Show every line containing "Nisan" by copying it.

## Input material
..........

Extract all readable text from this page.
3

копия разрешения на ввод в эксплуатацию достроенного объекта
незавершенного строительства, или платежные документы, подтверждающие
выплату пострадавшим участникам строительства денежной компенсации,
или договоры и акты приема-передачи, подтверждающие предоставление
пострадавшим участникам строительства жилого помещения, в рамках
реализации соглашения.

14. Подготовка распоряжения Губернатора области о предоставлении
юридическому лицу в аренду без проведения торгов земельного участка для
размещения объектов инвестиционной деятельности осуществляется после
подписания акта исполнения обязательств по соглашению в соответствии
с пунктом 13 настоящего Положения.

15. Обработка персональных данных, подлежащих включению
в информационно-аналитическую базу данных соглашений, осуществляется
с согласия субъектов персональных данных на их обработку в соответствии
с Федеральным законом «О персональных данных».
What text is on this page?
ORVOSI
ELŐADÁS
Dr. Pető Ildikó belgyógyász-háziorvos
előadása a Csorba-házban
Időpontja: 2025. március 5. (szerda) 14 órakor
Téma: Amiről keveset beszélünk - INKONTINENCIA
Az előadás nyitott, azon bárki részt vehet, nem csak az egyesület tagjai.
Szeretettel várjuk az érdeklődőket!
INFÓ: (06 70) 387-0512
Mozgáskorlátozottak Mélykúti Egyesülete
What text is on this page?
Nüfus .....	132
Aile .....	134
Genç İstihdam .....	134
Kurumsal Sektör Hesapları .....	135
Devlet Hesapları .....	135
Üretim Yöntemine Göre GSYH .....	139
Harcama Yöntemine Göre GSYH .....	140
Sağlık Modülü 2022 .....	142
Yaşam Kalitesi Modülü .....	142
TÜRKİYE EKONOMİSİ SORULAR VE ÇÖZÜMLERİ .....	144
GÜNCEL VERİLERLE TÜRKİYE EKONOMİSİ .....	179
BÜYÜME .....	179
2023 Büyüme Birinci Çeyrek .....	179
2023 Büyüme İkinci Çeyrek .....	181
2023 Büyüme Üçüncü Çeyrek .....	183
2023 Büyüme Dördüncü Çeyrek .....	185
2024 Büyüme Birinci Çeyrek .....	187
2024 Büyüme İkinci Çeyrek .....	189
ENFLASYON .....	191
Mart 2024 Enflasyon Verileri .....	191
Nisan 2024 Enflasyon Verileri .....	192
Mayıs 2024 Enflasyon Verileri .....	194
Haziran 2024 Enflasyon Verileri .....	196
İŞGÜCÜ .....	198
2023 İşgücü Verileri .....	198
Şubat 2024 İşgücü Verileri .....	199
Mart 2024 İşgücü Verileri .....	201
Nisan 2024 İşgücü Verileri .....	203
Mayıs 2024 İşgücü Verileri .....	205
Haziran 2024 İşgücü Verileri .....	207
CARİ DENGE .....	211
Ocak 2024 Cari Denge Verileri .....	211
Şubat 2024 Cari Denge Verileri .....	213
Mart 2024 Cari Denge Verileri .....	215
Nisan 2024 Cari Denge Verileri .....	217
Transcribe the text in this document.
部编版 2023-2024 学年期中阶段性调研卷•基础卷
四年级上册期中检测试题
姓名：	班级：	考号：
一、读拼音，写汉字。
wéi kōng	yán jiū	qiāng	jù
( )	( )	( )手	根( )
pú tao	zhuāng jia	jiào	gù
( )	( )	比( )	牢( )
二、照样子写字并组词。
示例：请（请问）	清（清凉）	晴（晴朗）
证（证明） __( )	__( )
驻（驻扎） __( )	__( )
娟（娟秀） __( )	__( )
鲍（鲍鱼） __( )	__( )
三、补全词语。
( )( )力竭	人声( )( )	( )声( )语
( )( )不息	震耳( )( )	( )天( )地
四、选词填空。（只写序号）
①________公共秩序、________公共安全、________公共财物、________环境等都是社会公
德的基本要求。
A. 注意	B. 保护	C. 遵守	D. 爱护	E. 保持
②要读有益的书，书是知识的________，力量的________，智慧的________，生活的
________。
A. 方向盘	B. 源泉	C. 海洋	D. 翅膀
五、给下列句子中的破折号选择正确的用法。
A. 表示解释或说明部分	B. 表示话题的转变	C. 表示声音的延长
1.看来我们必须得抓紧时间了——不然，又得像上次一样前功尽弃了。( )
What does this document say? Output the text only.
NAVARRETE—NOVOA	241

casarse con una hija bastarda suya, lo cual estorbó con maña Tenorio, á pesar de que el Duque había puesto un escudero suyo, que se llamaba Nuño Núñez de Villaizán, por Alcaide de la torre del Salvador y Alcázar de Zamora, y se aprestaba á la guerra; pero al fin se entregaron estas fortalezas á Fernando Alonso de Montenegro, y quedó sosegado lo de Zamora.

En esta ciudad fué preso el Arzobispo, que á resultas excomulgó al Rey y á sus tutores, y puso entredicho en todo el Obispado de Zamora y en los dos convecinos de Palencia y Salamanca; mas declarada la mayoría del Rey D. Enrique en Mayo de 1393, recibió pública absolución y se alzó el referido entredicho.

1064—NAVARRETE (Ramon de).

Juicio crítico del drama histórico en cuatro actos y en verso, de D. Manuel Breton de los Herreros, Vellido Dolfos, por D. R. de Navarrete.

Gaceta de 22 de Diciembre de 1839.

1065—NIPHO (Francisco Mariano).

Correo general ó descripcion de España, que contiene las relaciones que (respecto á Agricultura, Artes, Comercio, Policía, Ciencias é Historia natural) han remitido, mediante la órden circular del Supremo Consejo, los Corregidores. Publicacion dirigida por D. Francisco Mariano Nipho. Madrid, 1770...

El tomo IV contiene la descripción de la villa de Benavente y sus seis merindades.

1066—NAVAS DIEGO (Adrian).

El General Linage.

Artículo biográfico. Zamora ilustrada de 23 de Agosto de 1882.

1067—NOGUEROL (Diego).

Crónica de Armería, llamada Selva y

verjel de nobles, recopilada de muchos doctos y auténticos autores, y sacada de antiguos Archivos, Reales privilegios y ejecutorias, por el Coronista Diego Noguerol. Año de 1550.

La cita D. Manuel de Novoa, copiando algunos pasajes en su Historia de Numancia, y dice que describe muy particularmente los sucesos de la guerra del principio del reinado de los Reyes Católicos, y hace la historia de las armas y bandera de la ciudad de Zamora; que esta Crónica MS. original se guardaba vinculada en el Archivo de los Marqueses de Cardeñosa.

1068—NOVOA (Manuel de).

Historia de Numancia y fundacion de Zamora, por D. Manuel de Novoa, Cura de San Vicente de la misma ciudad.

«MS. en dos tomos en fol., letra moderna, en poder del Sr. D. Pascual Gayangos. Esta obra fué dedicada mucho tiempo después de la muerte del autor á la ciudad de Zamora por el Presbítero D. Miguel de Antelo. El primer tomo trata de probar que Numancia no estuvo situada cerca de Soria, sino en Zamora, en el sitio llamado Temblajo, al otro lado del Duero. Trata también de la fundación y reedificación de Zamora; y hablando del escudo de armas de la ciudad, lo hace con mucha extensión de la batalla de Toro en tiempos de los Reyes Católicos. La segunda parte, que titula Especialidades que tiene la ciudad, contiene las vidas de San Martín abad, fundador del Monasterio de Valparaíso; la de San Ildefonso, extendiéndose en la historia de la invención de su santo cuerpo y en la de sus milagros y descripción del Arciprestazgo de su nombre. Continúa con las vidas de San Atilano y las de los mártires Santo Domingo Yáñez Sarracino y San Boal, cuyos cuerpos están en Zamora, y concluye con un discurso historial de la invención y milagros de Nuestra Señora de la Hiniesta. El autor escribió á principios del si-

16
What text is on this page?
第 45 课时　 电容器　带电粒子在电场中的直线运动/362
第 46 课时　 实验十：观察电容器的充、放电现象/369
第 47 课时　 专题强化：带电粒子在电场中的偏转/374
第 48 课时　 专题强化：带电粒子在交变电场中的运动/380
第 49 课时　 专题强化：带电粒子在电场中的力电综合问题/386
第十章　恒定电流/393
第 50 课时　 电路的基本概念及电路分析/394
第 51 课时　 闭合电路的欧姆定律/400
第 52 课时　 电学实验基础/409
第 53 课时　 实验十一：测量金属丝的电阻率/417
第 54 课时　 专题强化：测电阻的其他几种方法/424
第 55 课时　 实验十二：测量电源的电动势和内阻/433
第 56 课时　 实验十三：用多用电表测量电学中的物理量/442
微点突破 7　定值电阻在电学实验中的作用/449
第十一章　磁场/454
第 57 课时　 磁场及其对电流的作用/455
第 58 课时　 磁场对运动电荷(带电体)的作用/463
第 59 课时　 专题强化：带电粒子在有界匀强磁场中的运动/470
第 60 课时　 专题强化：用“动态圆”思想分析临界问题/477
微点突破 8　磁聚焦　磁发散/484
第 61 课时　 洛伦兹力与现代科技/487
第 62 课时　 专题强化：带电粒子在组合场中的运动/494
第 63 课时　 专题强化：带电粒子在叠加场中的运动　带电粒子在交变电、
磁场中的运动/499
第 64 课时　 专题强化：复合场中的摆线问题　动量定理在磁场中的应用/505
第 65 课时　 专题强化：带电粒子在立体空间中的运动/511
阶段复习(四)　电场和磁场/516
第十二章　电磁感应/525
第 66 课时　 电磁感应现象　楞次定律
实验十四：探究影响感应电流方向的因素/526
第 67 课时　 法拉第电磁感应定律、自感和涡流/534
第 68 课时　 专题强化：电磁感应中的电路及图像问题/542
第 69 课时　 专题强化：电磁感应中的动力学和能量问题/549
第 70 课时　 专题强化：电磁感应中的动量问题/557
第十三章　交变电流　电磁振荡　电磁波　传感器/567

..........

## Answer for the task
Nisan 2024 Enflasyon Verileri .....	192
Nisan 2024 İşgücü Verileri .....	203
Nisan 2024 Cari Denge Verileri .....	217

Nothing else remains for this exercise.